## Given exercise
Return the data unchanged, starting at its first line and ending with the line that contains "directory-entry: — Jonni, Buchdrucker, Am", with both of those lines included.

## Entries
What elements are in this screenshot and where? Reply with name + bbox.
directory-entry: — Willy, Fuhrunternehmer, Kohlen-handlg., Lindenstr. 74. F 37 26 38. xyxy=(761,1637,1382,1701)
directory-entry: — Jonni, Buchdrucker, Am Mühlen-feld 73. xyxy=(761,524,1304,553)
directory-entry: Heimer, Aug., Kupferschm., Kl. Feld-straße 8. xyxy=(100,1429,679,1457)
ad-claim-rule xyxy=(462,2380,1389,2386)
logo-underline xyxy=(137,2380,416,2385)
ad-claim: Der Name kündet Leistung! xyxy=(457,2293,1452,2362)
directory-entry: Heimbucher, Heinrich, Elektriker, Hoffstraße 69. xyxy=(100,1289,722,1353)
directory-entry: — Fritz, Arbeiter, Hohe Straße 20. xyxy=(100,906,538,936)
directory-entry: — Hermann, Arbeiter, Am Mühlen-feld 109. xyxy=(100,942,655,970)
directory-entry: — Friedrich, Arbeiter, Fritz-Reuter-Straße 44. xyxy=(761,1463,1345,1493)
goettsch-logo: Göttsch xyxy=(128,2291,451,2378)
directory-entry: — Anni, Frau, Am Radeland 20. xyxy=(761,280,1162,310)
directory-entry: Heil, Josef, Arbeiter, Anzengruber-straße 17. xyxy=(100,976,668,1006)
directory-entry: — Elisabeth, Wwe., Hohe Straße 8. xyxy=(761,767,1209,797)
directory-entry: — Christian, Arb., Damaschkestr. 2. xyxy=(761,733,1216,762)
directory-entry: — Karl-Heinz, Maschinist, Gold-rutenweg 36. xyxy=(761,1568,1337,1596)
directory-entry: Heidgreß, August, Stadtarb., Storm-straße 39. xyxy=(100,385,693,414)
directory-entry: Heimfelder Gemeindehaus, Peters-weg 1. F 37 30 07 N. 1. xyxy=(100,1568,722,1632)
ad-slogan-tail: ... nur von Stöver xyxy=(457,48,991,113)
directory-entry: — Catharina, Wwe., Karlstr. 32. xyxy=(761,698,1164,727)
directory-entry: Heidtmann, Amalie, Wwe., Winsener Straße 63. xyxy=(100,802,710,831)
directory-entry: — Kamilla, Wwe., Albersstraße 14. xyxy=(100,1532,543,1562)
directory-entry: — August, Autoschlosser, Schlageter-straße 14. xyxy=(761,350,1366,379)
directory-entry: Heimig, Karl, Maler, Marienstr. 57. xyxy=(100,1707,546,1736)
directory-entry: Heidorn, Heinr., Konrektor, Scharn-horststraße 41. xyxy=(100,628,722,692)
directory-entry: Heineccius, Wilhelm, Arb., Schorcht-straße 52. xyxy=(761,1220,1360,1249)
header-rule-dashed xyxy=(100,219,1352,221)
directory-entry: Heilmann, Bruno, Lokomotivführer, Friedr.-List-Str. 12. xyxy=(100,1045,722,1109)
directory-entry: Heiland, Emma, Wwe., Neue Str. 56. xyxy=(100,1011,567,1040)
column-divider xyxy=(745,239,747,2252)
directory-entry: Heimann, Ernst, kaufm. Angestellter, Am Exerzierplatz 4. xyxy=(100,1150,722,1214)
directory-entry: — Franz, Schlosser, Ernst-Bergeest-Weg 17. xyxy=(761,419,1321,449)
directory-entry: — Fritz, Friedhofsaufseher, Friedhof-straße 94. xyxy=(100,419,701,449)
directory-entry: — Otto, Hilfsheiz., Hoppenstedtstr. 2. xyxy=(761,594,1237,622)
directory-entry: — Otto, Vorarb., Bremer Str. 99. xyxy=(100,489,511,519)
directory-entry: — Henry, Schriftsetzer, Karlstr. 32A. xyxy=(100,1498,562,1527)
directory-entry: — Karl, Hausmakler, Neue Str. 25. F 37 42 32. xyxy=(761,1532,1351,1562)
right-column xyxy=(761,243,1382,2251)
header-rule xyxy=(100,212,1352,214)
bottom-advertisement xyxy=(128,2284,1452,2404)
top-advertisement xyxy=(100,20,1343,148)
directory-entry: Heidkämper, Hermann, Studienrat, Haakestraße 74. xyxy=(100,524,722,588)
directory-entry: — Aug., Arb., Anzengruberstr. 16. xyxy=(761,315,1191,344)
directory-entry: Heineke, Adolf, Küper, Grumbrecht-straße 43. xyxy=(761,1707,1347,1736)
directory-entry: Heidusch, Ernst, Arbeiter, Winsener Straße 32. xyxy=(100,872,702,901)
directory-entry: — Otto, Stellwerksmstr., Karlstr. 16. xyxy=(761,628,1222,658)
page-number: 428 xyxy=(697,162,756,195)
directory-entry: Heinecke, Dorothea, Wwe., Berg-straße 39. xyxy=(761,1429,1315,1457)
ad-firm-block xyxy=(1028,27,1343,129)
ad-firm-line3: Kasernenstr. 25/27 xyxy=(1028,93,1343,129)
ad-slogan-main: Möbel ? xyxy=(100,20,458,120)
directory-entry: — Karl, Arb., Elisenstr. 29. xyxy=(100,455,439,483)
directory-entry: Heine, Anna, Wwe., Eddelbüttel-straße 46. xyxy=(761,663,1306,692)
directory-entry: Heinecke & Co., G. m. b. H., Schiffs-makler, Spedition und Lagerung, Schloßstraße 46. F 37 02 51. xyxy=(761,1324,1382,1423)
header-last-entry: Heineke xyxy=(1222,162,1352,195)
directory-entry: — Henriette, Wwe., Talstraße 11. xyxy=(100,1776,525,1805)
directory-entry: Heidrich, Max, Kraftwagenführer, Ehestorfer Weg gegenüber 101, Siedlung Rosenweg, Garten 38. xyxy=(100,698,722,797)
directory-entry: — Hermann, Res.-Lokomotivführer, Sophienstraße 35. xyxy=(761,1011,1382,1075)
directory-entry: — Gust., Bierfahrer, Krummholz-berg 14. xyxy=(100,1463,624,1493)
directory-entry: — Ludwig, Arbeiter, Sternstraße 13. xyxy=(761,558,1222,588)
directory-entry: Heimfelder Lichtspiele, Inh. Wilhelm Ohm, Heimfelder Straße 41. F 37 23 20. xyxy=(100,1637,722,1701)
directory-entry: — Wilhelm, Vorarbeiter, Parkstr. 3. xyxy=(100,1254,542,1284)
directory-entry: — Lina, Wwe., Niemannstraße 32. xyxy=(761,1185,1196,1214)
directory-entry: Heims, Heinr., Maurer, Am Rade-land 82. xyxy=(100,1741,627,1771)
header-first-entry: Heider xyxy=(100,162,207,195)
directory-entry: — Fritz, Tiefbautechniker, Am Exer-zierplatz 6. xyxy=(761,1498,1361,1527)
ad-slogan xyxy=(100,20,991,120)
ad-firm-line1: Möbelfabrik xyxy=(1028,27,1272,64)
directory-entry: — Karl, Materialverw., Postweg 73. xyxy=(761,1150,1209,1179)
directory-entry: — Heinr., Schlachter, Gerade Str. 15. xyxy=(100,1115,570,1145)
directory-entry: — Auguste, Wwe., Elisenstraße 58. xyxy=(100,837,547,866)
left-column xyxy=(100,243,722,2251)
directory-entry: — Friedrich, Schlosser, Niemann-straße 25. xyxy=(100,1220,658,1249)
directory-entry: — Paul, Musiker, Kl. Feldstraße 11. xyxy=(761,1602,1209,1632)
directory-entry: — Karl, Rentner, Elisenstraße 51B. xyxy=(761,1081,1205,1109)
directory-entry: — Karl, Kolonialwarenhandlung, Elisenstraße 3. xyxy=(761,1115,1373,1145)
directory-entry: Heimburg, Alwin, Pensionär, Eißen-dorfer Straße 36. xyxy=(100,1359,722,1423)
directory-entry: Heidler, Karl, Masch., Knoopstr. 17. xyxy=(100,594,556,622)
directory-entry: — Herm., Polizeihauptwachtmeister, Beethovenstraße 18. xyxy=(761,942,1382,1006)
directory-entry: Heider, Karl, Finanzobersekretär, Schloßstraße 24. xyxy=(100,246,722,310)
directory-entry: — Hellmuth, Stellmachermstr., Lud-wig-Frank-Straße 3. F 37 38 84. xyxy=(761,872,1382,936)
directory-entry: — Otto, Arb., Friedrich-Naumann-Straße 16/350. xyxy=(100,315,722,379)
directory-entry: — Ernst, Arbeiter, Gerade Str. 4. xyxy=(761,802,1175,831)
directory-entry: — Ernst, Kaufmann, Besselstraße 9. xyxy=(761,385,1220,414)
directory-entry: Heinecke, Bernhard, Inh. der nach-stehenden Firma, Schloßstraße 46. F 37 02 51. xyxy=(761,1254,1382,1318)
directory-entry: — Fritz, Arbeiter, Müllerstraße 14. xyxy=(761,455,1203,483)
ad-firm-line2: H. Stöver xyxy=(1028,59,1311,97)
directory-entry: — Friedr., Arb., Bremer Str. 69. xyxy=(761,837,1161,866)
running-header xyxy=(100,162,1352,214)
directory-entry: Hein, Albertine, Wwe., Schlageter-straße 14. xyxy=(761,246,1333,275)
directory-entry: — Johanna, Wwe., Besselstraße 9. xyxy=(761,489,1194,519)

## Complete answer
What elements are in this screenshot and where? Reply with name + bbox.
directory-entry: — Willy, Fuhrunternehmer, Kohlen-handlg., Lindenstr. 74. F 37 26 38. xyxy=(761,1637,1382,1701)
directory-entry: — Jonni, Buchdrucker, Am Mühlen-feld 73. xyxy=(761,524,1304,553)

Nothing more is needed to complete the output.